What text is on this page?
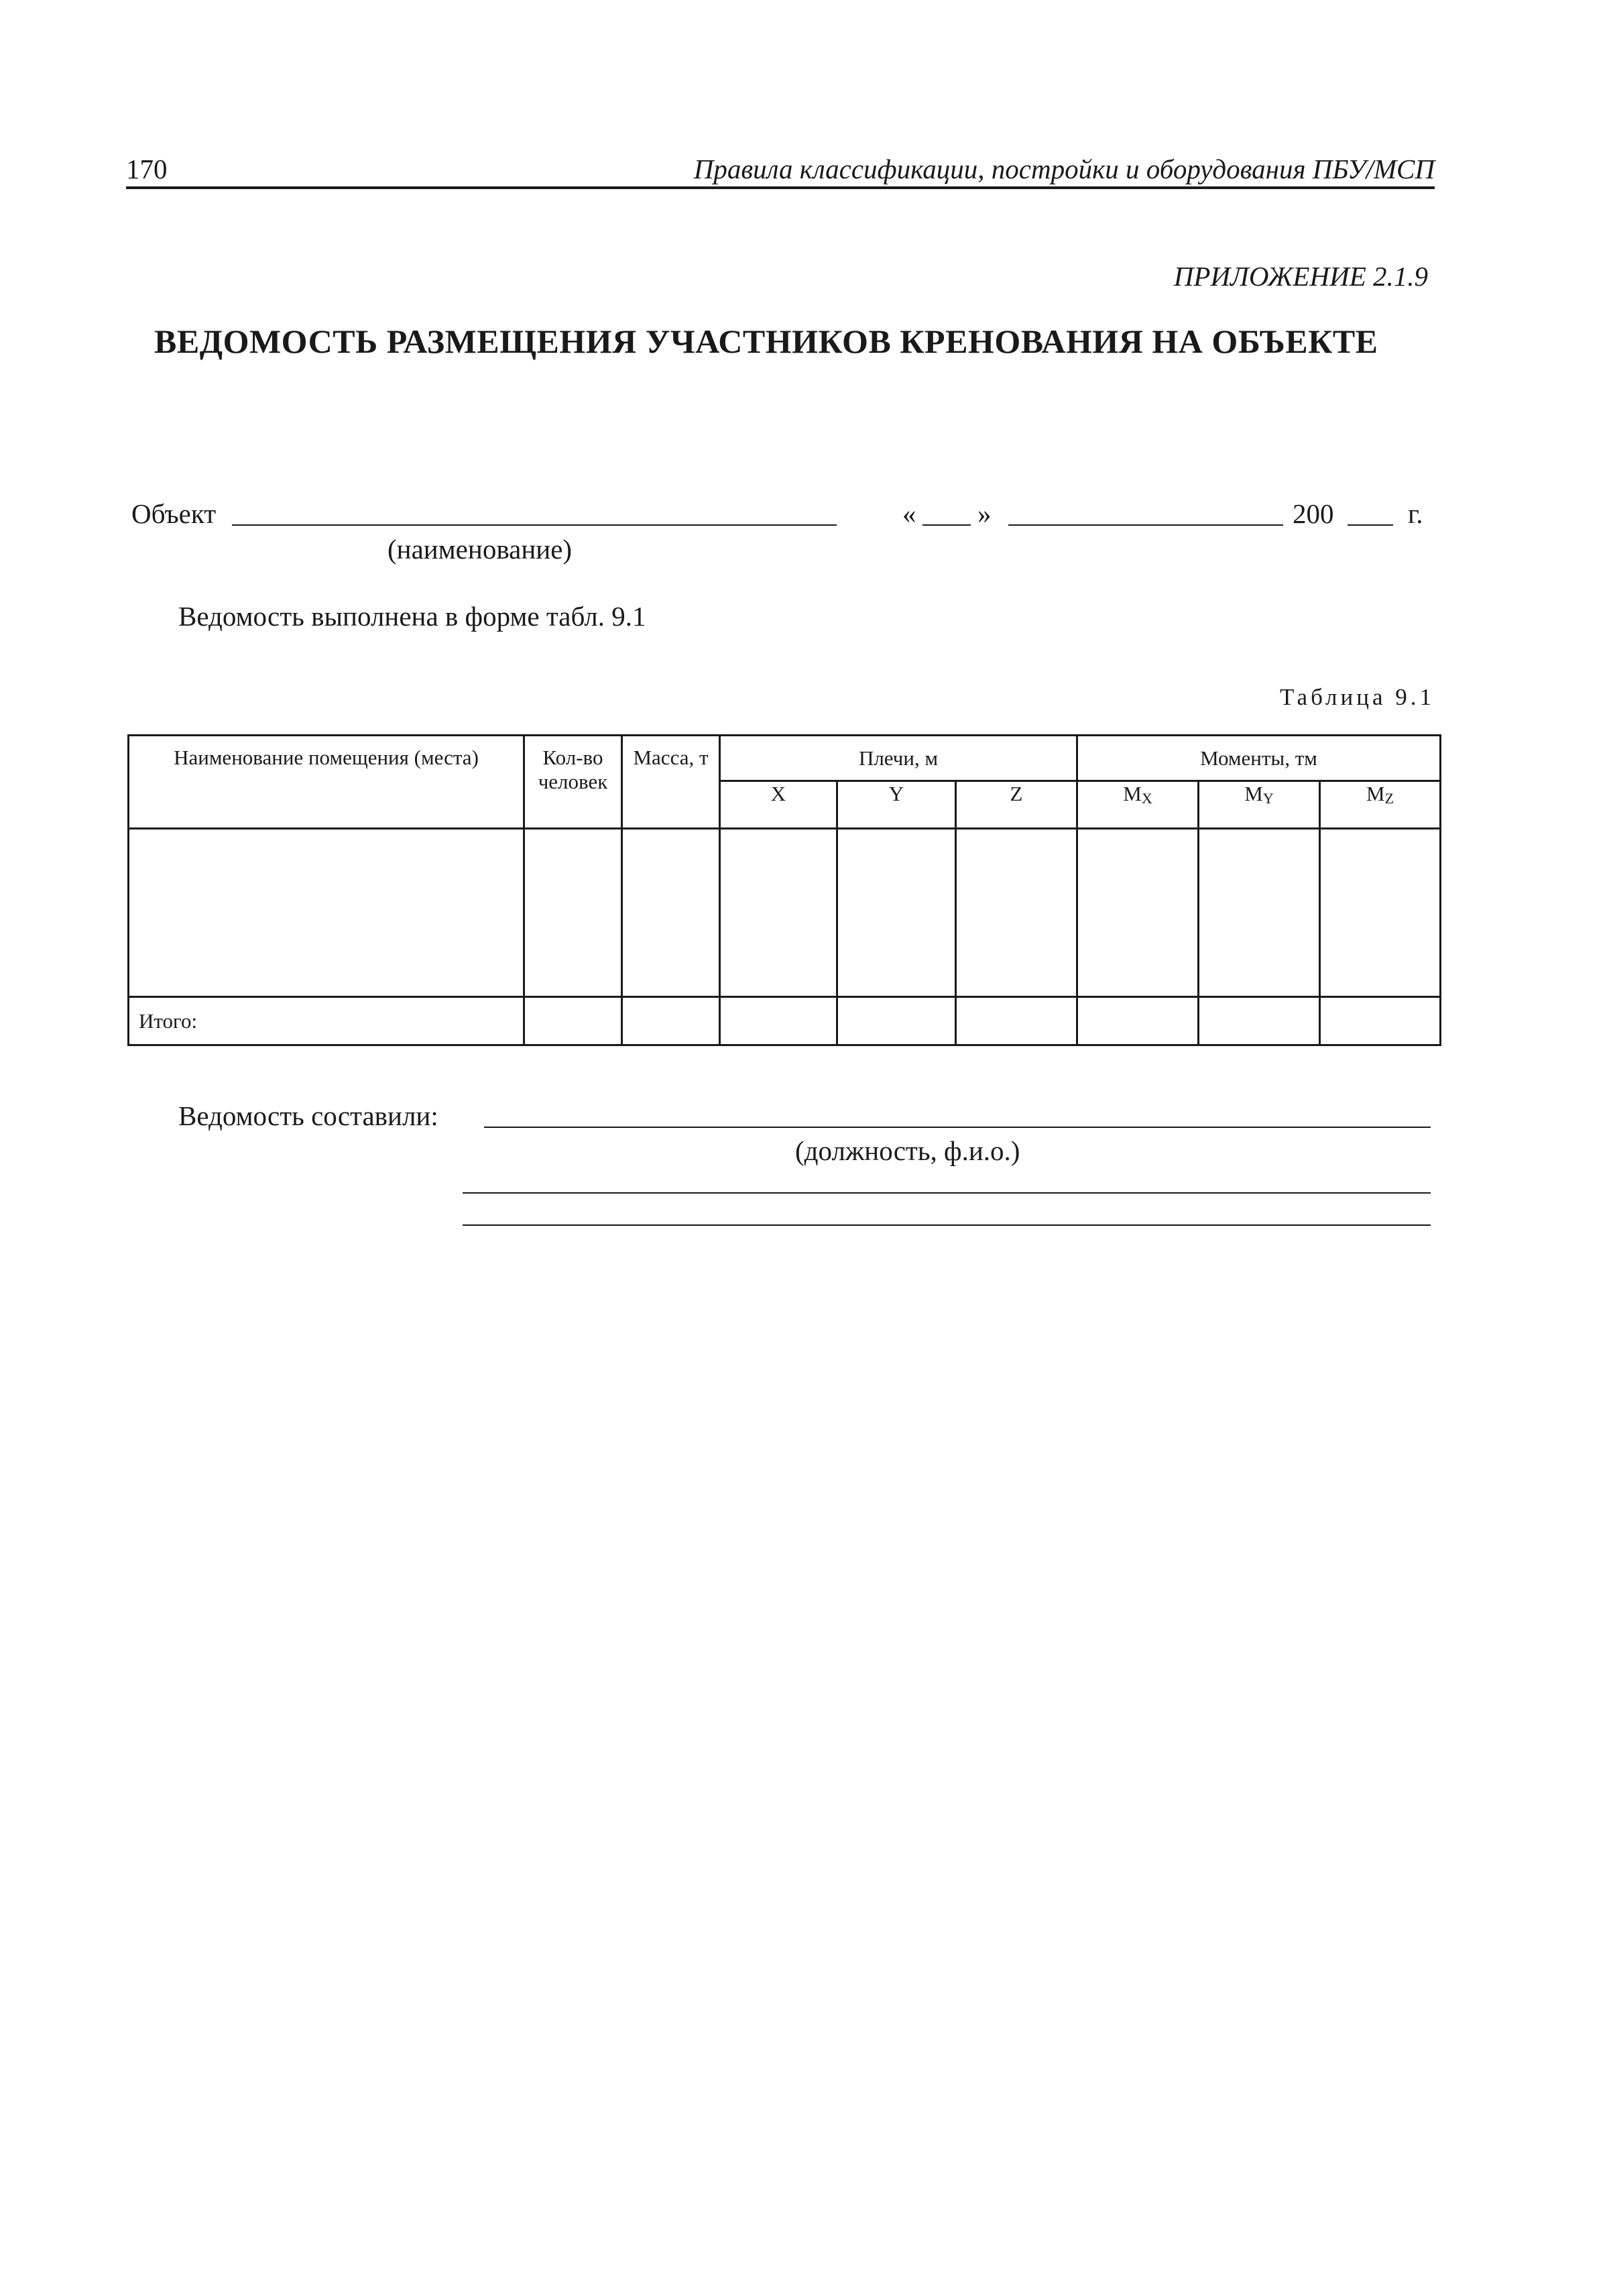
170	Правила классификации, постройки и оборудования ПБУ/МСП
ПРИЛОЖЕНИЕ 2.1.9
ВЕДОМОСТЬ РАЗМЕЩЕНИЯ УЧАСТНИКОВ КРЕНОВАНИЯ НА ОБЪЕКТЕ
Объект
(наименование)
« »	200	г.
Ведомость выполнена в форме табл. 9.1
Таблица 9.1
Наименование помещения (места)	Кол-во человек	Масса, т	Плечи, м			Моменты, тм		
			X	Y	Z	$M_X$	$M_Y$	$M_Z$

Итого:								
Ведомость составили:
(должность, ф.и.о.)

--

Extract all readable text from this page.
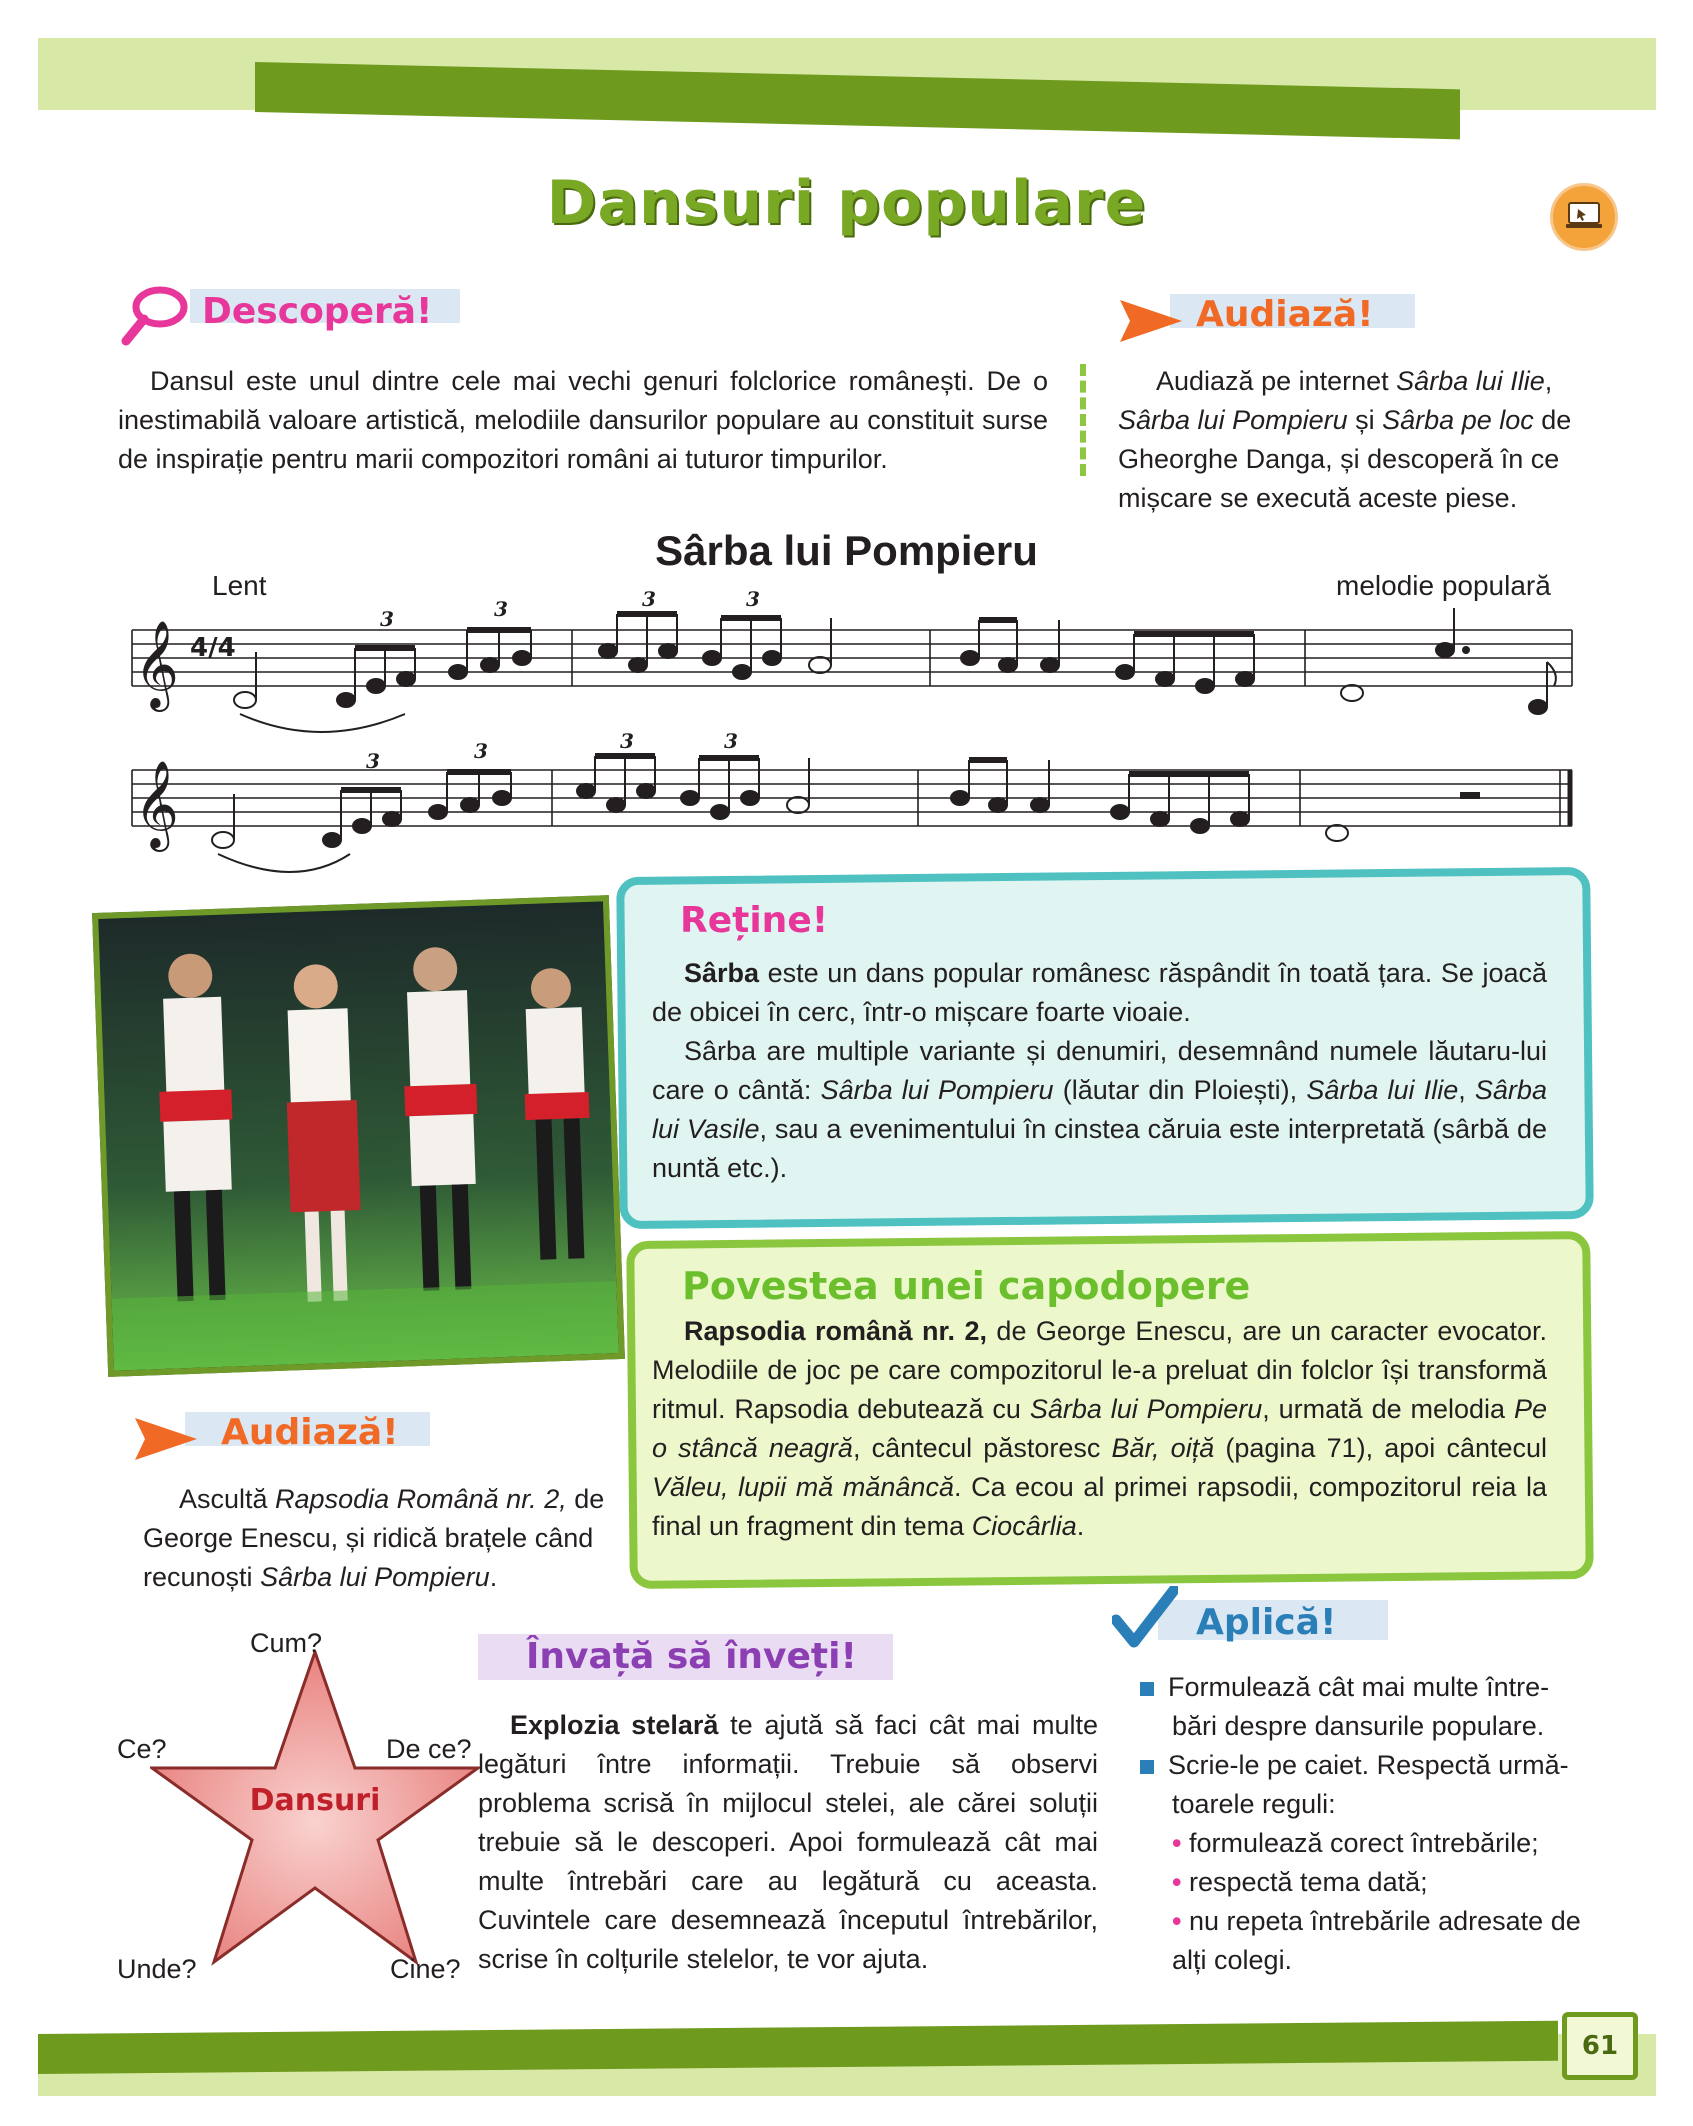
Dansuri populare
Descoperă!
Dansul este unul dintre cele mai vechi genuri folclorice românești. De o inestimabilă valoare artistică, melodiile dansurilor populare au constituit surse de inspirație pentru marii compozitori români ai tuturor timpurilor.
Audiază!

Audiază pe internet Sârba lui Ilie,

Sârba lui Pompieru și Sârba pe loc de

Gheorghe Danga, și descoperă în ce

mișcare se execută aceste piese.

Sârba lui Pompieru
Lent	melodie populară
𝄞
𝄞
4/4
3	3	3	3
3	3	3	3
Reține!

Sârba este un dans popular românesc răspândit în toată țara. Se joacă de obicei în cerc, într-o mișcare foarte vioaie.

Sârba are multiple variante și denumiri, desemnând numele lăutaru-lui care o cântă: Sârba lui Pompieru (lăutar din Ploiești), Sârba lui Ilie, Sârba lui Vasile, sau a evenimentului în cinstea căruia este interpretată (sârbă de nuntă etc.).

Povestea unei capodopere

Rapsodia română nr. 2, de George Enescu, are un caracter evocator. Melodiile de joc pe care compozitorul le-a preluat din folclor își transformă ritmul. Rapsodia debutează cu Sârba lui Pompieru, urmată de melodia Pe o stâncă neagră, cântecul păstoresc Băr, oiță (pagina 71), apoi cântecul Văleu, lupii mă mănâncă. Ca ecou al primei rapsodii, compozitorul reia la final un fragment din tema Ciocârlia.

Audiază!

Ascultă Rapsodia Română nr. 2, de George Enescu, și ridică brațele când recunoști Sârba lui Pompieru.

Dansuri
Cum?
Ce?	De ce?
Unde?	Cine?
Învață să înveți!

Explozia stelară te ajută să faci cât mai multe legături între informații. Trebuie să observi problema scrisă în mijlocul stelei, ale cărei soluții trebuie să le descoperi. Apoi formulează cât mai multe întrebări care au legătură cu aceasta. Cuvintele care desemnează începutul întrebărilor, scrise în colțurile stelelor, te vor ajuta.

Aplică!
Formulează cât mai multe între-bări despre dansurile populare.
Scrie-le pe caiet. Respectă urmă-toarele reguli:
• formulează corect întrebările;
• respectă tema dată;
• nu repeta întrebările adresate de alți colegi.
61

* * *

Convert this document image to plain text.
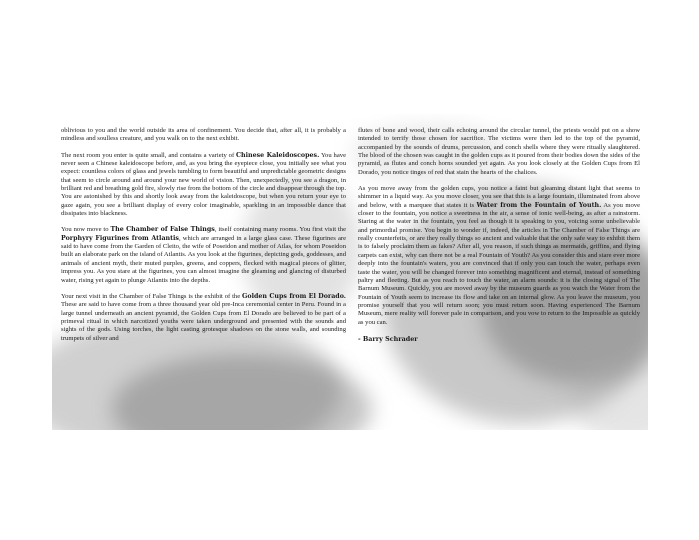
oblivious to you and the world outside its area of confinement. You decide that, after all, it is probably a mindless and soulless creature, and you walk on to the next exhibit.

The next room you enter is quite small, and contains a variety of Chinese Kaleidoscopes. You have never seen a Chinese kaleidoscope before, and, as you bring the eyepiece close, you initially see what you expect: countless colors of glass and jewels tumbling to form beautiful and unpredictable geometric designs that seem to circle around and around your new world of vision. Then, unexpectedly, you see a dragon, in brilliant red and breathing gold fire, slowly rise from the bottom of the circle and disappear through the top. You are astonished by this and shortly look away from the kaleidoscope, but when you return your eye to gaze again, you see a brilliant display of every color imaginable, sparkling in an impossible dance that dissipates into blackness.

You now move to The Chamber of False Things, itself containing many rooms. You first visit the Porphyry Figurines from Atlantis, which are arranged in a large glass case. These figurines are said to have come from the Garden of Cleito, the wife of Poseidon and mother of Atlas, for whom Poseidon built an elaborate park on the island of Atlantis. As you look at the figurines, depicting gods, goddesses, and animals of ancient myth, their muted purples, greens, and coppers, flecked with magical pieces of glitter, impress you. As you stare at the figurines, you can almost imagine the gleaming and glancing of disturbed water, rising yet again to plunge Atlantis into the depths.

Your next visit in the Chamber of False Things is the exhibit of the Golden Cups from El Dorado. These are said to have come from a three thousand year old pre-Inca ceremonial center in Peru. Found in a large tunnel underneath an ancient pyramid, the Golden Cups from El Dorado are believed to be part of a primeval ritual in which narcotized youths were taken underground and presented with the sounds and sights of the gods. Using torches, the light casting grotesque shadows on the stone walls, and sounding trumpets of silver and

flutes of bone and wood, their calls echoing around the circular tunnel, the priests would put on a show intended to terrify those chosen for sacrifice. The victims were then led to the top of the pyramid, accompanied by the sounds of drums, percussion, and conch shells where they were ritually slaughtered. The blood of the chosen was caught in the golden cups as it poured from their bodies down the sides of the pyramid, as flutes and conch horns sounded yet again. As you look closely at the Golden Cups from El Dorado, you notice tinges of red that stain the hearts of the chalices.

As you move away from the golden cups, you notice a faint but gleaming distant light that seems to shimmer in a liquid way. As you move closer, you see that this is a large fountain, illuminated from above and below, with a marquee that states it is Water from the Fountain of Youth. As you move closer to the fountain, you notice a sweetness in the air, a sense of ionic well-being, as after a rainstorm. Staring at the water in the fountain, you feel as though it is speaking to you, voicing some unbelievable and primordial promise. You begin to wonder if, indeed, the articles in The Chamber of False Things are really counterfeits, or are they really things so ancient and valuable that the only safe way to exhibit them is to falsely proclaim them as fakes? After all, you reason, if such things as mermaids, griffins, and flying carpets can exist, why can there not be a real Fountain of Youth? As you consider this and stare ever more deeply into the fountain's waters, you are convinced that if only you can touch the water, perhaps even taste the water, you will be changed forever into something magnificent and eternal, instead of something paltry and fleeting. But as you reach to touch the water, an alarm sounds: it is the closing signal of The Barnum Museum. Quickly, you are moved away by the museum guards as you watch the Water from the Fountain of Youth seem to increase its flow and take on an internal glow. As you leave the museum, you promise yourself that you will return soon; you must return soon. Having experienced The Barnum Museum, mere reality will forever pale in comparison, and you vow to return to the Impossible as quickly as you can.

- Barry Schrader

__What you have to do__:
Extract all lines from the material above that include the word "Rapsodia".

__Answer below__:
Rapsodia română nr. 2, de George Enescu, are un caracter evocator. Melodiile de joc pe care compozitorul le-a preluat din folclor își transformă ritmul. Rapsodia debutează cu Sârba lui Pompieru, urmată de melodia Pe o stâncă neagră, cântecul păstoresc Băr, oiță (pagina 71), apoi cântecul Văleu, lupii mă mănâncă. Ca ecou al primei rapsodii, compozitorul reia la final un fragment din tema Ciocârlia.
Ascultă Rapsodia Română nr. 2, de George Enescu, și ridică brațele când recunoști Sârba lui Pompieru.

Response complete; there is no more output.